#### OBJECTIVE
Return the full listing exactly as it is written.

◇ ◇ ◇

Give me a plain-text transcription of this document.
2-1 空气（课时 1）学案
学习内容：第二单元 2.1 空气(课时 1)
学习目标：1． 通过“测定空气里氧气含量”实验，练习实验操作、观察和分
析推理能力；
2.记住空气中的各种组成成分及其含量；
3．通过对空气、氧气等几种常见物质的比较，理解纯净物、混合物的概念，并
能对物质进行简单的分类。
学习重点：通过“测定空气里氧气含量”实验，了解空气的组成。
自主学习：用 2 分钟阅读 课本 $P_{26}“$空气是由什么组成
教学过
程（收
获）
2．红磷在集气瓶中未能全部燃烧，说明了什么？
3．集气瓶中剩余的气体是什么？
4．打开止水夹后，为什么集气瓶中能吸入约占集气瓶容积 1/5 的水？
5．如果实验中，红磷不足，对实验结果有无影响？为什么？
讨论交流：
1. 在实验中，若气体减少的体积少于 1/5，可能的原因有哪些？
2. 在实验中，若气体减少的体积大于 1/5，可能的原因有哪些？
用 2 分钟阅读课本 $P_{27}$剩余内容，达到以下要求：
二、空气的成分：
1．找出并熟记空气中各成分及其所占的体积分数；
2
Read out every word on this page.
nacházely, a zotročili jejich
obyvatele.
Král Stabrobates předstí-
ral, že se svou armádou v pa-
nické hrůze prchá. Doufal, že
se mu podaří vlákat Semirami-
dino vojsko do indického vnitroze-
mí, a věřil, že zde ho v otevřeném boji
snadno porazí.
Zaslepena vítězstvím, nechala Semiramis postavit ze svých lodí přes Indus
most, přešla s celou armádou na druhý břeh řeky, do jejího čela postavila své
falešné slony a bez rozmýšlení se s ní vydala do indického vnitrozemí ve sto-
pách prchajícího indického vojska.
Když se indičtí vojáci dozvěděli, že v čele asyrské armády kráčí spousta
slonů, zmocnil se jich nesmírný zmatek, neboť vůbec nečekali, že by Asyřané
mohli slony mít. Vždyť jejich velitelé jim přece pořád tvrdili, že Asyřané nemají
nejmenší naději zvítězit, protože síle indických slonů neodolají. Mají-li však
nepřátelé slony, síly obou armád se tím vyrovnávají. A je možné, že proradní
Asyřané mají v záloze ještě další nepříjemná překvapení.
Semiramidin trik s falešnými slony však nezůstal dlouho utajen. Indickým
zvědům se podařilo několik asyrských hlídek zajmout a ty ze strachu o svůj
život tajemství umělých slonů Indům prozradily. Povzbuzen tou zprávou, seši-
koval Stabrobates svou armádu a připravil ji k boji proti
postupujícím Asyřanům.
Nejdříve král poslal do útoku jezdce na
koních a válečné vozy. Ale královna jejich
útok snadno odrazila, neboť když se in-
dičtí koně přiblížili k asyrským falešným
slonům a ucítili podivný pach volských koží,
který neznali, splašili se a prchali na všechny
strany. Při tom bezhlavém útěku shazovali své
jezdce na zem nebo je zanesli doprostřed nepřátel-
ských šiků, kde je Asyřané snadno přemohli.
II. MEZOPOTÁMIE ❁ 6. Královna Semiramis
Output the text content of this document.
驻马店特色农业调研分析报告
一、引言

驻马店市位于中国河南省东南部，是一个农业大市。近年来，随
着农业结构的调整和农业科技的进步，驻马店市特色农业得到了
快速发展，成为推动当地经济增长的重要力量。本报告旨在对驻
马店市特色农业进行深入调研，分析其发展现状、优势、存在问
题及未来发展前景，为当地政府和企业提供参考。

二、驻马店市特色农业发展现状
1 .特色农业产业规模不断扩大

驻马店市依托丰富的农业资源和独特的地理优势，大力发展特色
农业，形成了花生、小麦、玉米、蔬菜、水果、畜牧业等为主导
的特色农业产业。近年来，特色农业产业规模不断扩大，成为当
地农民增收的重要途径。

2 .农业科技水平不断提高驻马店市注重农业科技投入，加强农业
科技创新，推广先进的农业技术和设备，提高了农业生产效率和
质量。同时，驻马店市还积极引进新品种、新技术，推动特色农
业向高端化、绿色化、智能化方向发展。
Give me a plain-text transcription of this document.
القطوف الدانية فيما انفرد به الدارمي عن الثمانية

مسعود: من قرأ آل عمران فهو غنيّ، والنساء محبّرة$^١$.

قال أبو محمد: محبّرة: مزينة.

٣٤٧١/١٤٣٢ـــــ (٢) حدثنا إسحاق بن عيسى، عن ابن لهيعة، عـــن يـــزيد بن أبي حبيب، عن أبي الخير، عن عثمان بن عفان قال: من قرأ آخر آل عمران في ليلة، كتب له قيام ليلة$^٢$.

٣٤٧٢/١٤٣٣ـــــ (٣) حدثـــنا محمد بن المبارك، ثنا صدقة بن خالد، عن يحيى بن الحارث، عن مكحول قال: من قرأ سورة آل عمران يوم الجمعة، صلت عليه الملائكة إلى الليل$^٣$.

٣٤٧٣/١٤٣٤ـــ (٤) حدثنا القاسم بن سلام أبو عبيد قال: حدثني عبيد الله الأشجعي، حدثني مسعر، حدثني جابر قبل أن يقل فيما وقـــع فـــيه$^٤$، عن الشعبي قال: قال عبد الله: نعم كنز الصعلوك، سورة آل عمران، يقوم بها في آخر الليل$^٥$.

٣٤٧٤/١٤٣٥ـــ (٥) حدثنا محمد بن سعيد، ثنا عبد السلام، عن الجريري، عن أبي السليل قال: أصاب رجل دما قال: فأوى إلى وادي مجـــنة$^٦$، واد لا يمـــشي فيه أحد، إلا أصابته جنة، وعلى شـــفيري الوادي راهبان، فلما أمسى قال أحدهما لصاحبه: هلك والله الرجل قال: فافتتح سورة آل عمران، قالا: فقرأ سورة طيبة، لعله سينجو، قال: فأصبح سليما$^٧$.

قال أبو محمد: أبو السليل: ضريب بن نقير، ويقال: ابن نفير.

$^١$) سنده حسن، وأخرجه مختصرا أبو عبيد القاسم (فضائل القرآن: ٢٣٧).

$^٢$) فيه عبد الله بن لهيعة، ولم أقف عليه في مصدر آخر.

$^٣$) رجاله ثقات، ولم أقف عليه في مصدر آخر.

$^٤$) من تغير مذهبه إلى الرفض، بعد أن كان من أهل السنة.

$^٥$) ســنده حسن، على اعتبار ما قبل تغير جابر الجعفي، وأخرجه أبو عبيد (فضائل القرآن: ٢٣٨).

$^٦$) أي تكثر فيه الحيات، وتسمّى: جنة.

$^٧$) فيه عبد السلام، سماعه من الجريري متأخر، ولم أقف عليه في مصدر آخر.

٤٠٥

◇ ◇ ◇

#### FULL OUTPUT
Give me a plain-text transcription of this document.
2-1 空气（课时 1）学案
学习内容：第二单元 2.1 空气(课时 1)
学习目标：1． 通过“测定空气里氧气含量”实验，练习实验操作、观察和分
析推理能力；
2.记住空气中的各种组成成分及其含量；
3．通过对空气、氧气等几种常见物质的比较，理解纯净物、混合物的概念，并
能对物质进行简单的分类。
学习重点：通过“测定空气里氧气含量”实验，了解空气的组成。
自主学习：用 2 分钟阅读 课本 $P_{26}“$空气是由什么组成
教学过
程（收
获）
2．红磷在集气瓶中未能全部燃烧，说明了什么？
3．集气瓶中剩余的气体是什么？
4．打开止水夹后，为什么集气瓶中能吸入约占集气瓶容积 1/5 的水？
5．如果实验中，红磷不足，对实验结果有无影响？为什么？
讨论交流：
1. 在实验中，若气体减少的体积少于 1/5，可能的原因有哪些？
2. 在实验中，若气体减少的体积大于 1/5，可能的原因有哪些？
用 2 分钟阅读课本 $P_{27}$剩余内容，达到以下要求：
二、空气的成分：
1．找出并熟记空气中各成分及其所占的体积分数；
2
Read out every word on this page.
nacházely, a zotročili jejich
obyvatele.
Král Stabrobates předstí-
ral, že se svou armádou v pa-
nické hrůze prchá. Doufal, že
se mu podaří vlákat Semirami-
dino vojsko do indického vnitroze-
mí, a věřil, že zde ho v otevřeném boji
snadno porazí.
Zaslepena vítězstvím, nechala Semiramis postavit ze svých lodí přes Indus
most, přešla s celou armádou na druhý břeh řeky, do jejího čela postavila své
falešné slony a bez rozmýšlení se s ní vydala do indického vnitrozemí ve sto-
pách prchajícího indického vojska.
Když se indičtí vojáci dozvěděli, že v čele asyrské armády kráčí spousta
slonů, zmocnil se jich nesmírný zmatek, neboť vůbec nečekali, že by Asyřané
mohli slony mít. Vždyť jejich velitelé jim přece pořád tvrdili, že Asyřané nemají
nejmenší naději zvítězit, protože síle indických slonů neodolají. Mají-li však
nepřátelé slony, síly obou armád se tím vyrovnávají. A je možné, že proradní
Asyřané mají v záloze ještě další nepříjemná překvapení.
Semiramidin trik s falešnými slony však nezůstal dlouho utajen. Indickým
zvědům se podařilo několik asyrských hlídek zajmout a ty ze strachu o svůj
život tajemství umělých slonů Indům prozradily. Povzbuzen tou zprávou, seši-
koval Stabrobates svou armádu a připravil ji k boji proti
postupujícím Asyřanům.
Nejdříve král poslal do útoku jezdce na
koních a válečné vozy. Ale královna jejich
útok snadno odrazila, neboť když se in-
dičtí koně přiblížili k asyrským falešným
slonům a ucítili podivný pach volských koží,
který neznali, splašili se a prchali na všechny
strany. Při tom bezhlavém útěku shazovali své
jezdce na zem nebo je zanesli doprostřed nepřátel-
ských šiků, kde je Asyřané snadno přemohli.
II. MEZOPOTÁMIE ❁ 6. Královna Semiramis
Output the text content of this document.
驻马店特色农业调研分析报告
一、引言

驻马店市位于中国河南省东南部，是一个农业大市。近年来，随
着农业结构的调整和农业科技的进步，驻马店市特色农业得到了
快速发展，成为推动当地经济增长的重要力量。本报告旨在对驻
马店市特色农业进行深入调研，分析其发展现状、优势、存在问
题及未来发展前景，为当地政府和企业提供参考。

二、驻马店市特色农业发展现状
1 .特色农业产业规模不断扩大

驻马店市依托丰富的农业资源和独特的地理优势，大力发展特色
农业，形成了花生、小麦、玉米、蔬菜、水果、畜牧业等为主导
的特色农业产业。近年来，特色农业产业规模不断扩大，成为当
地农民增收的重要途径。

2 .农业科技水平不断提高驻马店市注重农业科技投入，加强农业
科技创新，推广先进的农业技术和设备，提高了农业生产效率和
质量。同时，驻马店市还积极引进新品种、新技术，推动特色农
业向高端化、绿色化、智能化方向发展。
Give me a plain-text transcription of this document.
القطوف الدانية فيما انفرد به الدارمي عن الثمانية

مسعود: من قرأ آل عمران فهو غنيّ، والنساء محبّرة$^١$.

قال أبو محمد: محبّرة: مزينة.

٣٤٧١/١٤٣٢ـــــ (٢) حدثنا إسحاق بن عيسى، عن ابن لهيعة، عـــن يـــزيد بن أبي حبيب، عن أبي الخير، عن عثمان بن عفان قال: من قرأ آخر آل عمران في ليلة، كتب له قيام ليلة$^٢$.

٣٤٧٢/١٤٣٣ـــــ (٣) حدثـــنا محمد بن المبارك، ثنا صدقة بن خالد، عن يحيى بن الحارث، عن مكحول قال: من قرأ سورة آل عمران يوم الجمعة، صلت عليه الملائكة إلى الليل$^٣$.

٣٤٧٣/١٤٣٤ـــ (٤) حدثنا القاسم بن سلام أبو عبيد قال: حدثني عبيد الله الأشجعي، حدثني مسعر، حدثني جابر قبل أن يقل فيما وقـــع فـــيه$^٤$، عن الشعبي قال: قال عبد الله: نعم كنز الصعلوك، سورة آل عمران، يقوم بها في آخر الليل$^٥$.

٣٤٧٤/١٤٣٥ـــ (٥) حدثنا محمد بن سعيد، ثنا عبد السلام، عن الجريري، عن أبي السليل قال: أصاب رجل دما قال: فأوى إلى وادي مجـــنة$^٦$، واد لا يمـــشي فيه أحد، إلا أصابته جنة، وعلى شـــفيري الوادي راهبان، فلما أمسى قال أحدهما لصاحبه: هلك والله الرجل قال: فافتتح سورة آل عمران، قالا: فقرأ سورة طيبة، لعله سينجو، قال: فأصبح سليما$^٧$.

قال أبو محمد: أبو السليل: ضريب بن نقير، ويقال: ابن نفير.

$^١$) سنده حسن، وأخرجه مختصرا أبو عبيد القاسم (فضائل القرآن: ٢٣٧).

$^٢$) فيه عبد الله بن لهيعة، ولم أقف عليه في مصدر آخر.

$^٣$) رجاله ثقات، ولم أقف عليه في مصدر آخر.

$^٤$) من تغير مذهبه إلى الرفض، بعد أن كان من أهل السنة.

$^٥$) ســنده حسن، على اعتبار ما قبل تغير جابر الجعفي، وأخرجه أبو عبيد (فضائل القرآن: ٢٣٨).

$^٦$) أي تكثر فيه الحيات، وتسمّى: جنة.

$^٧$) فيه عبد السلام، سماعه من الجريري متأخر، ولم أقف عليه في مصدر آخر.

٤٠٥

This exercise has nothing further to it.